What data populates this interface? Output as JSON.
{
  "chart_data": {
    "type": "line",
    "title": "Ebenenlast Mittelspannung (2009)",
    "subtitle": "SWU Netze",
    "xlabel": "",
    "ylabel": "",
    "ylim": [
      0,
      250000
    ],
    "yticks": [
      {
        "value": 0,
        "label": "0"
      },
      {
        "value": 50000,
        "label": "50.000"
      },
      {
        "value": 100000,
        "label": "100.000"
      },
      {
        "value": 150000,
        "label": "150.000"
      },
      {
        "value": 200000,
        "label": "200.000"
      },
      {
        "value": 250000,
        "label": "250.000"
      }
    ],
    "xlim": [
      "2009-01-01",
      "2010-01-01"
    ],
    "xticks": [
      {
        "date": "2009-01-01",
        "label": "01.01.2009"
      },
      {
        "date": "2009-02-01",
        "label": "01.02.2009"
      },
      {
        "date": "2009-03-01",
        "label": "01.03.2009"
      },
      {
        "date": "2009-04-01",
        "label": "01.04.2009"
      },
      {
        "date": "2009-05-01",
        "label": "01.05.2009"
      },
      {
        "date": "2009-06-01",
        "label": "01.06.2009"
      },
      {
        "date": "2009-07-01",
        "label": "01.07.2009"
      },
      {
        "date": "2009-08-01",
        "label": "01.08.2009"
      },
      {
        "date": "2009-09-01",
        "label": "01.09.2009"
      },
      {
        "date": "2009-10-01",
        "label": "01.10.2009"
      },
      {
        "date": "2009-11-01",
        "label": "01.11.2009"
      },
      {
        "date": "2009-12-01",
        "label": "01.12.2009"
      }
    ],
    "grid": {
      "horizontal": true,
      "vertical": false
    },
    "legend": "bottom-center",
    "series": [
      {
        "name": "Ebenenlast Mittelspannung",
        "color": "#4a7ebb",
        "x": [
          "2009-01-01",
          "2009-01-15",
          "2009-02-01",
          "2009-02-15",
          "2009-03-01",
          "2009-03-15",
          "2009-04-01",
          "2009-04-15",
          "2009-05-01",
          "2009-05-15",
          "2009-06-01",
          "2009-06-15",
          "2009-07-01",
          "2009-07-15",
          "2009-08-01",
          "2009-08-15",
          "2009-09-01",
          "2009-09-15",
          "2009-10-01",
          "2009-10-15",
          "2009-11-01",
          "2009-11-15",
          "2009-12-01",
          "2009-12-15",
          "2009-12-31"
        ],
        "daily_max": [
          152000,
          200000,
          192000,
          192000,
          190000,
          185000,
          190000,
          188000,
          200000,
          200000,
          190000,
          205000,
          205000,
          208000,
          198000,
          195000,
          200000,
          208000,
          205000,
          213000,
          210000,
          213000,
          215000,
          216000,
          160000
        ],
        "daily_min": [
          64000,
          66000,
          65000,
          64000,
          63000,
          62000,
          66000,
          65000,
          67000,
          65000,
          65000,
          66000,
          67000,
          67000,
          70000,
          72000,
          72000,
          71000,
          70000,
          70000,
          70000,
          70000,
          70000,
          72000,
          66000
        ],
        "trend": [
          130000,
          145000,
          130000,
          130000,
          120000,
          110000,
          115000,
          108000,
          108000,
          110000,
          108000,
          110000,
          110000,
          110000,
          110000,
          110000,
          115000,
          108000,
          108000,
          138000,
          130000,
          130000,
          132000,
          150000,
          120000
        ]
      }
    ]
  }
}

DIRECTIONS >> Reproduce the entire listing word for word.

RESPONSE >>
What data populates this interface? Output as JSON.
{
  "chart_data": {
    "type": "line",
    "title": "Ebenenlast Mittelspannung (2009)",
    "subtitle": "SWU Netze",
    "xlabel": "",
    "ylabel": "",
    "ylim": [
      0,
      250000
    ],
    "yticks": [
      {
        "value": 0,
        "label": "0"
      },
      {
        "value": 50000,
        "label": "50.000"
      },
      {
        "value": 100000,
        "label": "100.000"
      },
      {
        "value": 150000,
        "label": "150.000"
      },
      {
        "value": 200000,
        "label": "200.000"
      },
      {
        "value": 250000,
        "label": "250.000"
      }
    ],
    "xlim": [
      "2009-01-01",
      "2010-01-01"
    ],
    "xticks": [
      {
        "date": "2009-01-01",
        "label": "01.01.2009"
      },
      {
        "date": "2009-02-01",
        "label": "01.02.2009"
      },
      {
        "date": "2009-03-01",
        "label": "01.03.2009"
      },
      {
        "date": "2009-04-01",
        "label": "01.04.2009"
      },
      {
        "date": "2009-05-01",
        "label": "01.05.2009"
      },
      {
        "date": "2009-06-01",
        "label": "01.06.2009"
      },
      {
        "date": "2009-07-01",
        "label": "01.07.2009"
      },
      {
        "date": "2009-08-01",
        "label": "01.08.2009"
      },
      {
        "date": "2009-09-01",
        "label": "01.09.2009"
      },
      {
        "date": "2009-10-01",
        "label": "01.10.2009"
      },
      {
        "date": "2009-11-01",
        "label": "01.11.2009"
      },
      {
        "date": "2009-12-01",
        "label": "01.12.2009"
      }
    ],
    "grid": {
      "horizontal": true,
      "vertical": false
    },
    "legend": "bottom-center",
    "series": [
      {
        "name": "Ebenenlast Mittelspannung",
        "color": "#4a7ebb",
        "x": [
          "2009-01-01",
          "2009-01-15",
          "2009-02-01",
          "2009-02-15",
          "2009-03-01",
          "2009-03-15",
          "2009-04-01",
          "2009-04-15",
          "2009-05-01",
          "2009-05-15",
          "2009-06-01",
          "2009-06-15",
          "2009-07-01",
          "2009-07-15",
          "2009-08-01",
          "2009-08-15",
          "2009-09-01",
          "2009-09-15",
          "2009-10-01",
          "2009-10-15",
          "2009-11-01",
          "2009-11-15",
          "2009-12-01",
          "2009-12-15",
          "2009-12-31"
        ],
        "daily_max": [
          152000,
          200000,
          192000,
          192000,
          190000,
          185000,
          190000,
          188000,
          200000,
          200000,
          190000,
          205000,
          205000,
          208000,
          198000,
          195000,
          200000,
          208000,
          205000,
          213000,
          210000,
          213000,
          215000,
          216000,
          160000
        ],
        "daily_min": [
          64000,
          66000,
          65000,
          64000,
          63000,
          62000,
          66000,
          65000,
          67000,
          65000,
          65000,
          66000,
          67000,
          67000,
          70000,
          72000,
          72000,
          71000,
          70000,
          70000,
          70000,
          70000,
          70000,
          72000,
          66000
        ],
        "trend": [
          130000,
          145000,
          130000,
          130000,
          120000,
          110000,
          115000,
          108000,
          108000,
          110000,
          108000,
          110000,
          110000,
          110000,
          110000,
          110000,
          115000,
          108000,
          108000,
          138000,
          130000,
          130000,
          132000,
          150000,
          120000
        ]
      }
    ]
  }
}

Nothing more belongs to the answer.